◆ Problem description
Set down all of the entries word for word, omitting the images they contain.

◆ Records from a data source
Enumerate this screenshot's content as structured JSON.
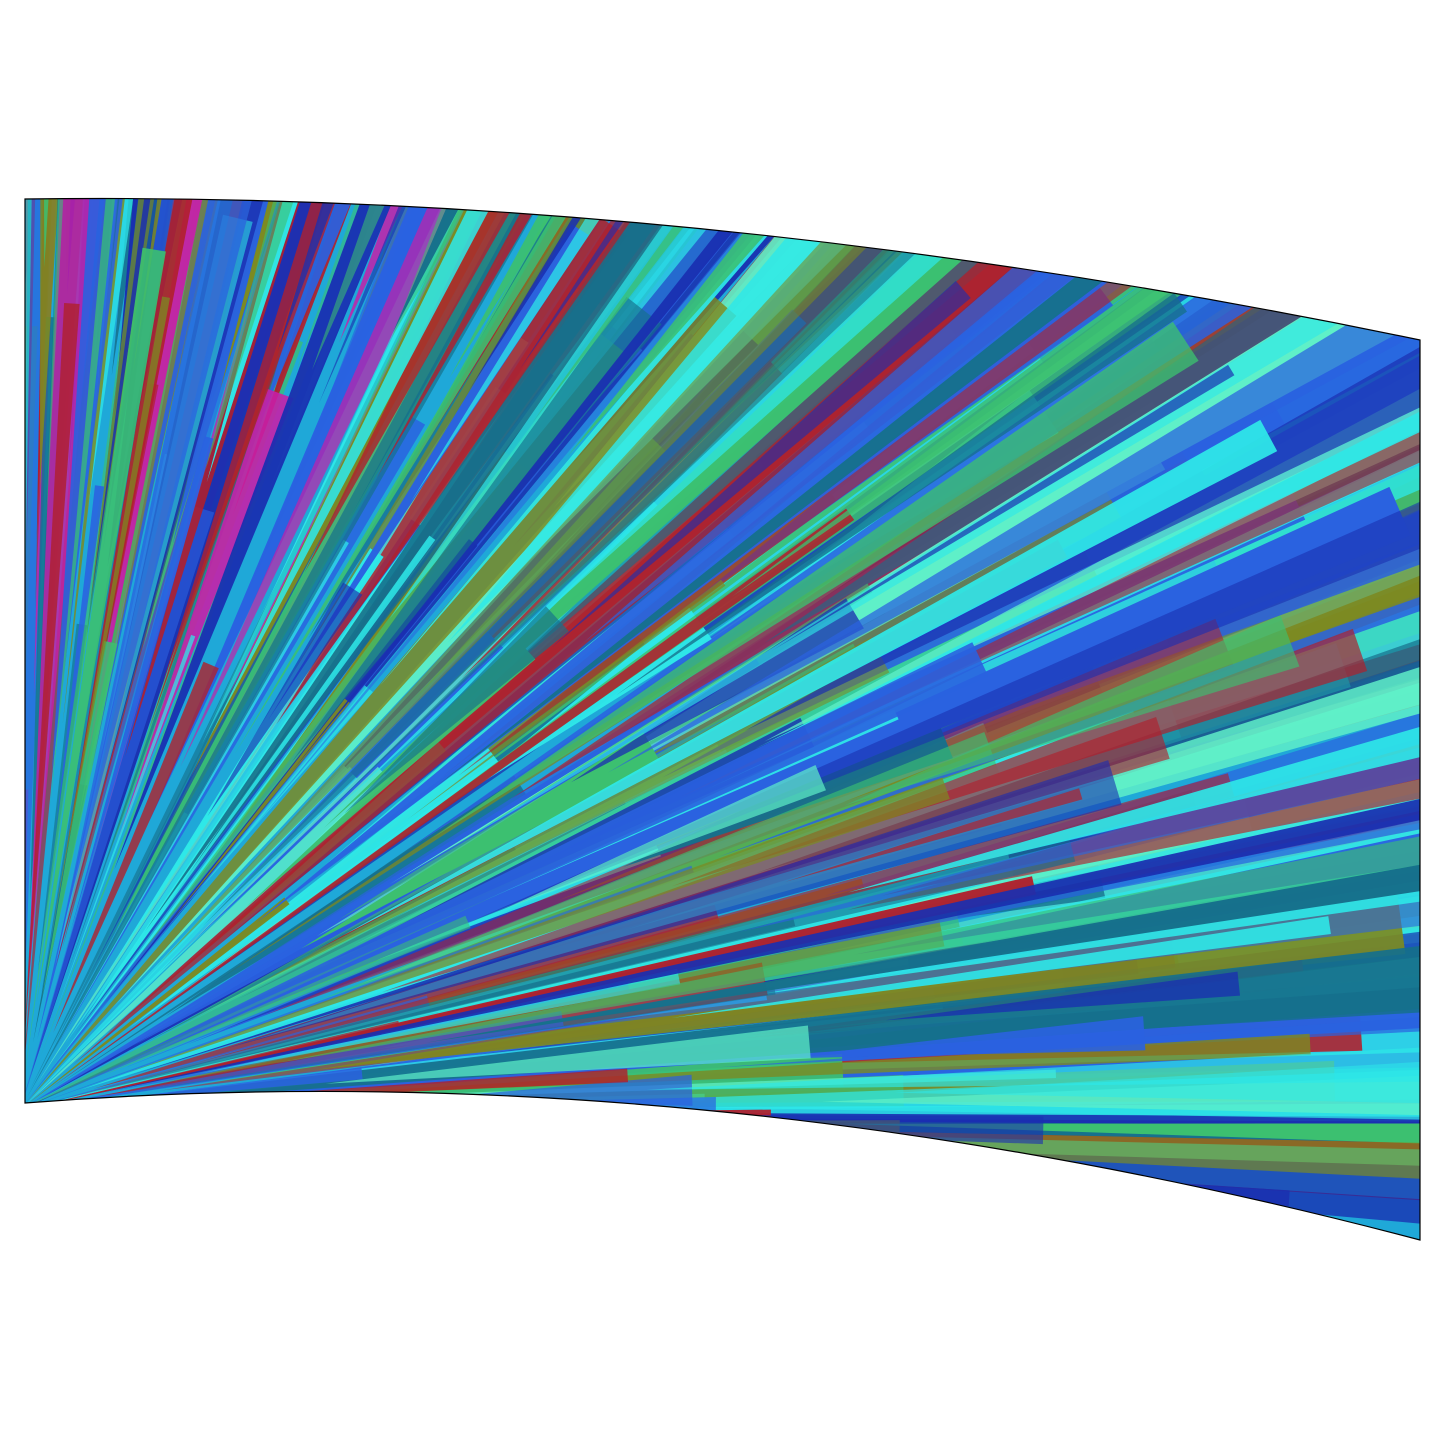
{
  "product": {
    "type": "flag",
    "pattern": "radial-streak",
    "colors": {
      "base": "#1fa8d8",
      "cyan": "#2ee8e8",
      "aqua": "#5ff0c8",
      "blue": "#2a62e0",
      "deep_blue": "#1a2fb0",
      "teal": "#16708c",
      "green": "#3cc070",
      "olive": "#7c8a22",
      "red": "#b0202c",
      "magenta": "#c81ea8",
      "outline": "#000000"
    }
  }
}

◆ Completed task
Enumerate this screenshot's content as structured JSON.
{
  "product": {
    "type": "flag",
    "pattern": "radial-streak",
    "colors": {
      "base": "#1fa8d8",
      "cyan": "#2ee8e8",
      "aqua": "#5ff0c8",
      "blue": "#2a62e0",
      "deep_blue": "#1a2fb0",
      "teal": "#16708c",
      "green": "#3cc070",
      "olive": "#7c8a22",
      "red": "#b0202c",
      "magenta": "#c81ea8",
      "outline": "#000000"
    }
  }
}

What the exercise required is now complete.